▶ Given task: Using the records below, copy out exactly the line that contains "What does this" and every line that follows it, up to and including the last, and no others.

Data records
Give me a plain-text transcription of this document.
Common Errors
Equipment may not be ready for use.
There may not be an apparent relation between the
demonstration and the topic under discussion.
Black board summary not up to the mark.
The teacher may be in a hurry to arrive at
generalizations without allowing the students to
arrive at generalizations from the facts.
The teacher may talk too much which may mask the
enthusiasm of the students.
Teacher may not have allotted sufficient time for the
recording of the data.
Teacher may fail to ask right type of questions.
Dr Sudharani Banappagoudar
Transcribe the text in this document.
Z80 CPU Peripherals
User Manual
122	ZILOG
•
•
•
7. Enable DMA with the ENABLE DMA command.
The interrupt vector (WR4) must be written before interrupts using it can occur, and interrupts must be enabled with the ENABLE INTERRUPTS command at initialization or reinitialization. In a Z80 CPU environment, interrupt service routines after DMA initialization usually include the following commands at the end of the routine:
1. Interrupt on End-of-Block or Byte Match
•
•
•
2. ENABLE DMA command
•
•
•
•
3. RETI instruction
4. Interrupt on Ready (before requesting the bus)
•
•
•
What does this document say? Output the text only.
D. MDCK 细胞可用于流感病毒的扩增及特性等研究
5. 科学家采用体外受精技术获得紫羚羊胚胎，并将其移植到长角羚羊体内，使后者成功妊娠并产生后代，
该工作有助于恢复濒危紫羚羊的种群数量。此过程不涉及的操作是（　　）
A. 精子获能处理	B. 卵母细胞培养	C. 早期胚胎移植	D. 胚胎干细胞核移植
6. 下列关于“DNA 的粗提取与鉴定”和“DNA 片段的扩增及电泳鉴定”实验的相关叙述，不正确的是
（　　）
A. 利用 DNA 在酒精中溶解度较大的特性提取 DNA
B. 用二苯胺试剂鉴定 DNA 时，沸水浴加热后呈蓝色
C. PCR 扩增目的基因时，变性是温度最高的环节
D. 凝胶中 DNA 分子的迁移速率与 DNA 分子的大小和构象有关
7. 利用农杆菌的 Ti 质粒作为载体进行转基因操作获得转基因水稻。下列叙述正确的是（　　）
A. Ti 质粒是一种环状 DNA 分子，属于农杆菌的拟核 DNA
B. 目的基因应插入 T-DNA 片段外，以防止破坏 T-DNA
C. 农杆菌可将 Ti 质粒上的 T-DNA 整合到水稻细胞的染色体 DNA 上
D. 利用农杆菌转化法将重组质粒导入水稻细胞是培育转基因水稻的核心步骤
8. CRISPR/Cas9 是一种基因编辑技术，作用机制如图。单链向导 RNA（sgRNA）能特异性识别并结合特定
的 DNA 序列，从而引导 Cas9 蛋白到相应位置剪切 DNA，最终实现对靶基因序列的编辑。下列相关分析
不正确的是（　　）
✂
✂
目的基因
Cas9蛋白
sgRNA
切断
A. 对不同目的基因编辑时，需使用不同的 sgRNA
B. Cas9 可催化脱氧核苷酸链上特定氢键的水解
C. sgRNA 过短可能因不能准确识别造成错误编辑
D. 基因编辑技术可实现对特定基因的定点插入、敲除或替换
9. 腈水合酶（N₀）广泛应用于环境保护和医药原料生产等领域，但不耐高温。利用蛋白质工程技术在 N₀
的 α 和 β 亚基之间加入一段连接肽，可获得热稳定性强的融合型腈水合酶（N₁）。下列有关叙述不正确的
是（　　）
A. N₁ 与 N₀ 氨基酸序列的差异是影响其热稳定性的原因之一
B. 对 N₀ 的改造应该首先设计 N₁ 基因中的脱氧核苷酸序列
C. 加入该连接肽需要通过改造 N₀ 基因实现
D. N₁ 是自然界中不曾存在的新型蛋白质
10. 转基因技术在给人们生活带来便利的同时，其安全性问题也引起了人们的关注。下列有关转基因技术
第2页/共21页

▶ Solution:
What does this document say? Output the text only.
D. MDCK 细胞可用于流感病毒的扩增及特性等研究
5. 科学家采用体外受精技术获得紫羚羊胚胎，并将其移植到长角羚羊体内，使后者成功妊娠并产生后代，
该工作有助于恢复濒危紫羚羊的种群数量。此过程不涉及的操作是（　　）
A. 精子获能处理	B. 卵母细胞培养	C. 早期胚胎移植	D. 胚胎干细胞核移植
6. 下列关于“DNA 的粗提取与鉴定”和“DNA 片段的扩增及电泳鉴定”实验的相关叙述，不正确的是
（　　）
A. 利用 DNA 在酒精中溶解度较大的特性提取 DNA
B. 用二苯胺试剂鉴定 DNA 时，沸水浴加热后呈蓝色
C. PCR 扩增目的基因时，变性是温度最高的环节
D. 凝胶中 DNA 分子的迁移速率与 DNA 分子的大小和构象有关
7. 利用农杆菌的 Ti 质粒作为载体进行转基因操作获得转基因水稻。下列叙述正确的是（　　）
A. Ti 质粒是一种环状 DNA 分子，属于农杆菌的拟核 DNA
B. 目的基因应插入 T-DNA 片段外，以防止破坏 T-DNA
C. 农杆菌可将 Ti 质粒上的 T-DNA 整合到水稻细胞的染色体 DNA 上
D. 利用农杆菌转化法将重组质粒导入水稻细胞是培育转基因水稻的核心步骤
8. CRISPR/Cas9 是一种基因编辑技术，作用机制如图。单链向导 RNA（sgRNA）能特异性识别并结合特定
的 DNA 序列，从而引导 Cas9 蛋白到相应位置剪切 DNA，最终实现对靶基因序列的编辑。下列相关分析
不正确的是（　　）
✂
✂
目的基因
Cas9蛋白
sgRNA
切断
A. 对不同目的基因编辑时，需使用不同的 sgRNA
B. Cas9 可催化脱氧核苷酸链上特定氢键的水解
C. sgRNA 过短可能因不能准确识别造成错误编辑
D. 基因编辑技术可实现对特定基因的定点插入、敲除或替换
9. 腈水合酶（N₀）广泛应用于环境保护和医药原料生产等领域，但不耐高温。利用蛋白质工程技术在 N₀
的 α 和 β 亚基之间加入一段连接肽，可获得热稳定性强的融合型腈水合酶（N₁）。下列有关叙述不正确的
是（　　）
A. N₁ 与 N₀ 氨基酸序列的差异是影响其热稳定性的原因之一
B. 对 N₀ 的改造应该首先设计 N₁ 基因中的脱氧核苷酸序列
C. 加入该连接肽需要通过改造 N₀ 基因实现
D. N₁ 是自然界中不曾存在的新型蛋白质
10. 转基因技术在给人们生活带来便利的同时，其安全性问题也引起了人们的关注。下列有关转基因技术
第2页/共21页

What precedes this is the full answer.